Work required.
Repeat all the material exactly; pictures stay out of your copy.

== Records for processing ==

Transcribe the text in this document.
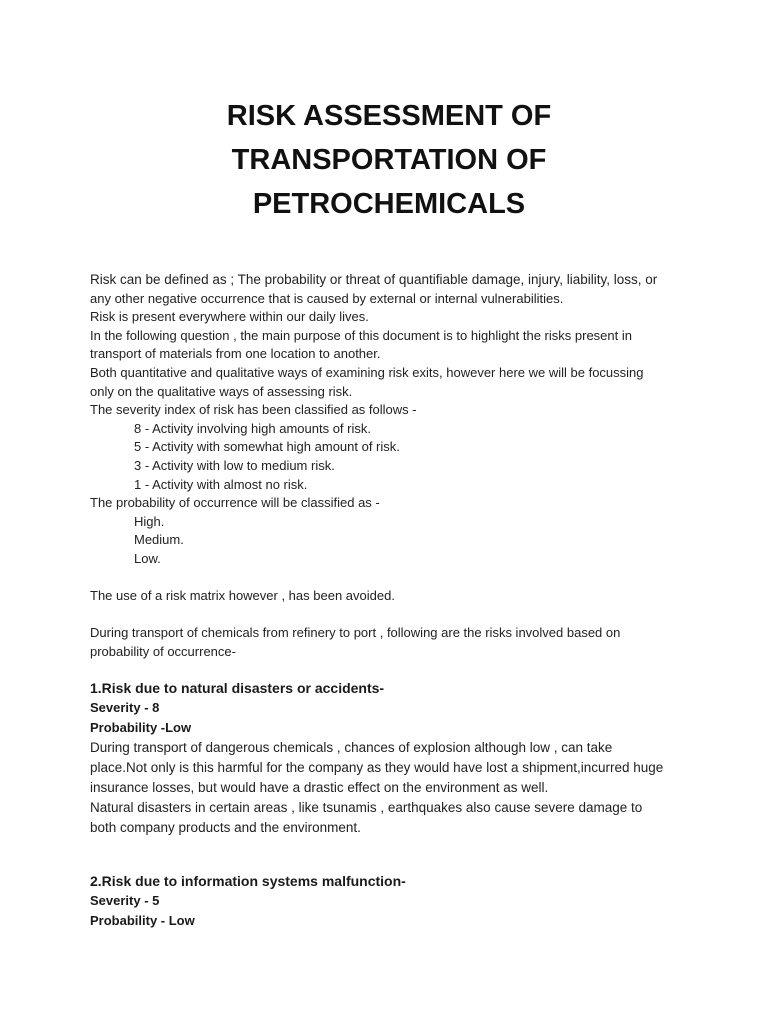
RISK ASSESSMENT OF
TRANSPORTATION OF
PETROCHEMICALS
Risk can be defined as ; The probability or threat of quantifiable damage, injury, liability, loss, or
any other negative occurrence that is caused by external or internal vulnerabilities.
Risk is present everywhere within our daily lives.
In the following question , the main purpose of this document is to highlight the risks present in
transport of materials from one location to another.
Both quantitative and qualitative ways of examining risk exits, however here we will be focussing
only on the qualitative ways of assessing risk.
The severity index of risk has been classified as follows -
8 - Activity involving high amounts of risk.
5 - Activity with somewhat high amount of risk.
3 - Activity with low to medium risk.
1 - Activity with almost no risk.
The probability of occurrence will be classified as -
High.
Medium.
Low.
The use of a risk matrix however , has been avoided.
During transport of chemicals from refinery to port , following are the risks involved based on
probability of occurrence-
1.Risk due to natural disasters or accidents-
Severity - 8
Probability -Low
During transport of dangerous chemicals , chances of explosion although low , can take
place.Not only is this harmful for the company as they would have lost a shipment,incurred huge
insurance losses, but would have a drastic effect on the environment as well.
Natural disasters in certain areas , like tsunamis , earthquakes also cause severe damage to
both company products and the environment.
2.Risk due to information systems malfunction-
Severity - 5
Probability - Low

===

Task answer.
Transcribe the text in this document.
RISK ASSESSMENT OF
TRANSPORTATION OF
PETROCHEMICALS
Risk can be defined as ; The probability or threat of quantifiable damage, injury, liability, loss, or
any other negative occurrence that is caused by external or internal vulnerabilities.
Risk is present everywhere within our daily lives.
In the following question , the main purpose of this document is to highlight the risks present in
transport of materials from one location to another.
Both quantitative and qualitative ways of examining risk exits, however here we will be focussing
only on the qualitative ways of assessing risk.
The severity index of risk has been classified as follows -
8 - Activity involving high amounts of risk.
5 - Activity with somewhat high amount of risk.
3 - Activity with low to medium risk.
1 - Activity with almost no risk.
The probability of occurrence will be classified as -
High.
Medium.
Low.
The use of a risk matrix however , has been avoided.
During transport of chemicals from refinery to port , following are the risks involved based on
probability of occurrence-
1.Risk due to natural disasters or accidents-
Severity - 8
Probability -Low
During transport of dangerous chemicals , chances of explosion although low , can take
place.Not only is this harmful for the company as they would have lost a shipment,incurred huge
insurance losses, but would have a drastic effect on the environment as well.
Natural disasters in certain areas , like tsunamis , earthquakes also cause severe damage to
both company products and the environment.
2.Risk due to information systems malfunction-
Severity - 5
Probability - Low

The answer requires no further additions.